■ **Given exercise**: Tally up the lines below that include the word "this". Answer with the number alone.

Start of Material

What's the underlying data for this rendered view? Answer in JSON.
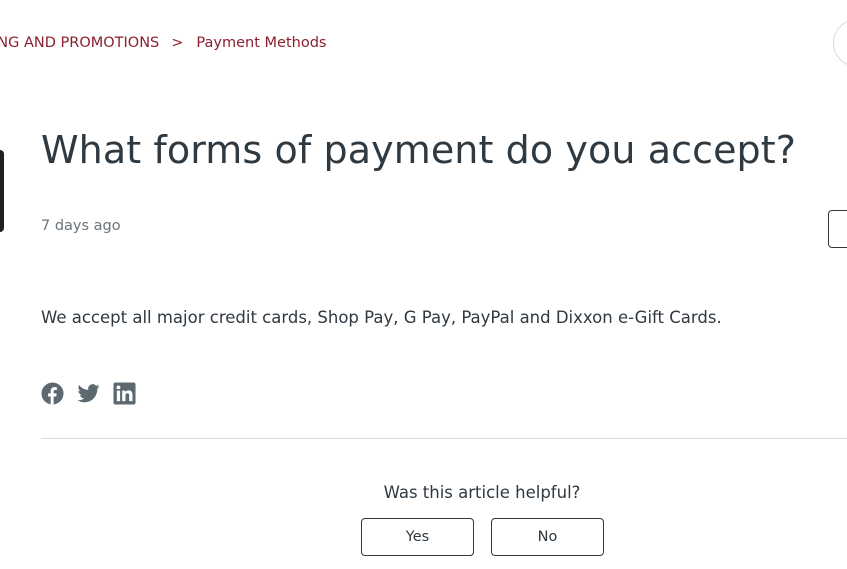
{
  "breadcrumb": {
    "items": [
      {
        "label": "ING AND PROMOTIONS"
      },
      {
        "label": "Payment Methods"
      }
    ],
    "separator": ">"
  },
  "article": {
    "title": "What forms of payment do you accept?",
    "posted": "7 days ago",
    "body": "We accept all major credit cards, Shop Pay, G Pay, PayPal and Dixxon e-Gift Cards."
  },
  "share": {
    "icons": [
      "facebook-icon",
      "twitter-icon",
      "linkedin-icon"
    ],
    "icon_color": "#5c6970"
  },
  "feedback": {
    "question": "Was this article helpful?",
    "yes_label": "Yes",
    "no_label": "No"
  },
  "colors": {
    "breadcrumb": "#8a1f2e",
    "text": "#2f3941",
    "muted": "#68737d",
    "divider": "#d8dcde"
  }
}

End of Material
Start of Material

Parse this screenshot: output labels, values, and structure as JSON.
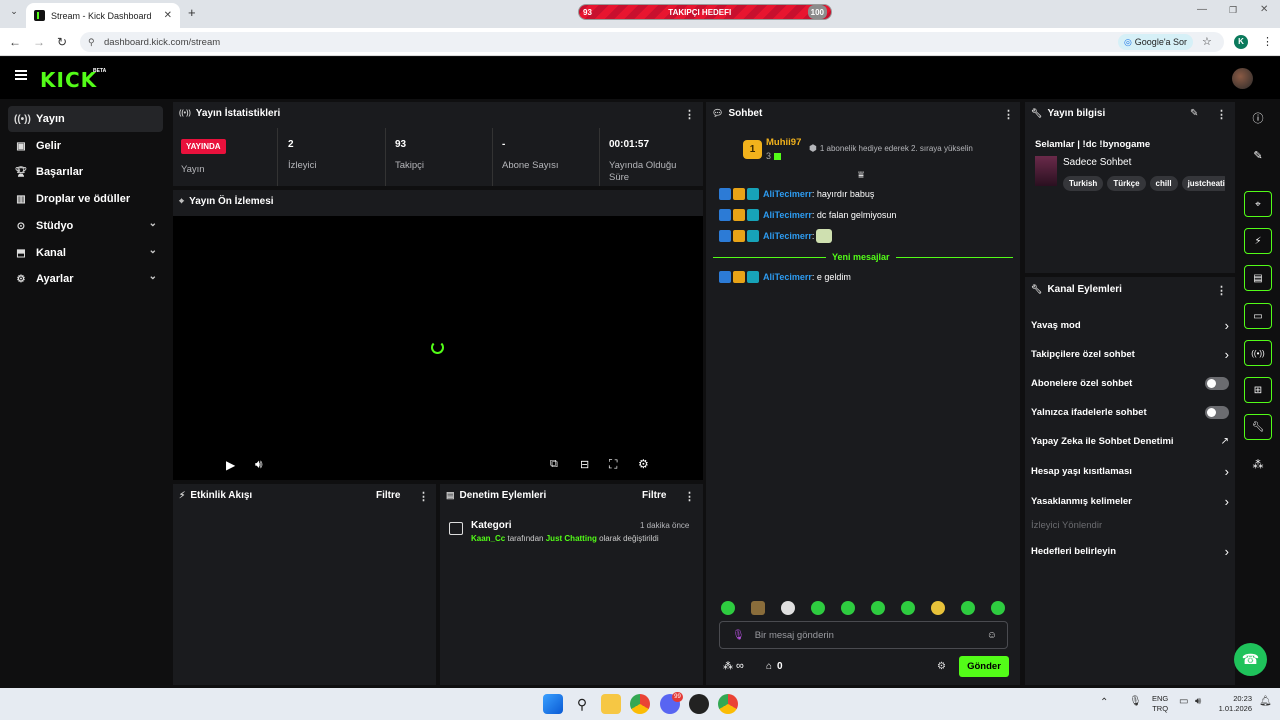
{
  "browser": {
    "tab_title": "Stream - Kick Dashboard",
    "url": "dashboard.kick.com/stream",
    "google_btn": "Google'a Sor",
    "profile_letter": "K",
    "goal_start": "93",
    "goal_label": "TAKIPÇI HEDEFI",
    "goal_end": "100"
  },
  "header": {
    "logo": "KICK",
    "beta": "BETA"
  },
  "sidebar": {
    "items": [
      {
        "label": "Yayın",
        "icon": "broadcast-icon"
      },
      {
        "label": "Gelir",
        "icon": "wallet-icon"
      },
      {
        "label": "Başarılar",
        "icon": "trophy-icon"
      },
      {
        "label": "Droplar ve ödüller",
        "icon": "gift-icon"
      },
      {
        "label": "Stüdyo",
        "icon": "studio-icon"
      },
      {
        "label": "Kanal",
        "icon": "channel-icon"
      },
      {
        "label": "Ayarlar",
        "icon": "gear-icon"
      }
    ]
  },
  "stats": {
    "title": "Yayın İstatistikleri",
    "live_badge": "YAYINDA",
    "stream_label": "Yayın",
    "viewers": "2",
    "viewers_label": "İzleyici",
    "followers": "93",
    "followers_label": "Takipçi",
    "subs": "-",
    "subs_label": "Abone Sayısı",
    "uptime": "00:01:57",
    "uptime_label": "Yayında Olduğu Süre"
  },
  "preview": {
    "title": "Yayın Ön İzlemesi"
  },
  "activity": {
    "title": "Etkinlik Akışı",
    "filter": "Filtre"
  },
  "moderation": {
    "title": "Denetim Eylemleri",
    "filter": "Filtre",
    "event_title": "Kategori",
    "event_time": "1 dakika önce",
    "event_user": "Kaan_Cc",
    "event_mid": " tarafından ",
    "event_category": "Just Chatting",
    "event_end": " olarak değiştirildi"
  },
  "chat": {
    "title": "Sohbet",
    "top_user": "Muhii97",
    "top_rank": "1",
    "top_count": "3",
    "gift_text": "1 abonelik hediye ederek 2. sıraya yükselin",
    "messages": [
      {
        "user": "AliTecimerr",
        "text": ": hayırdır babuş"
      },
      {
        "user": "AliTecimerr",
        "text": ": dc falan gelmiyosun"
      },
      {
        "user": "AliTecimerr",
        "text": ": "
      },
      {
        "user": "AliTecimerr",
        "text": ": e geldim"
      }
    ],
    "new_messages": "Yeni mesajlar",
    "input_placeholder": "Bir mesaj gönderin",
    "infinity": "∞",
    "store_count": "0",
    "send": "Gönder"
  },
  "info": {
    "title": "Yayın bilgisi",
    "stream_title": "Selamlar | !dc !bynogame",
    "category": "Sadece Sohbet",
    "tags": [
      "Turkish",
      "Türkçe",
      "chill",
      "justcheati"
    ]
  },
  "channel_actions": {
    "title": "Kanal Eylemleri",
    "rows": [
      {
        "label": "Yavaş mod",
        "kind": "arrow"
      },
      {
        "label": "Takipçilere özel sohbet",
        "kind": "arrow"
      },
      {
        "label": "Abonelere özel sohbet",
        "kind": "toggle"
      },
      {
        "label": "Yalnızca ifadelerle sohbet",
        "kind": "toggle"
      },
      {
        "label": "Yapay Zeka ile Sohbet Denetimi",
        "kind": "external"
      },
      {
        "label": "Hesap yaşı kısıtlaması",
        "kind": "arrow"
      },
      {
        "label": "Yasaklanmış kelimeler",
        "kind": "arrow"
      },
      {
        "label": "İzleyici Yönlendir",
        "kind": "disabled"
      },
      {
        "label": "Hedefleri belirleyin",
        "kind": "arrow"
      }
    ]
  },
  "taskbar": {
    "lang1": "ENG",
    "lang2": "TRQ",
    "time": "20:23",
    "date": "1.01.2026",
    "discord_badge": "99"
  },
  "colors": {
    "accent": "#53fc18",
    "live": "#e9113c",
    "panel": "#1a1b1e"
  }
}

End of Material

■ **Problem solution**: 3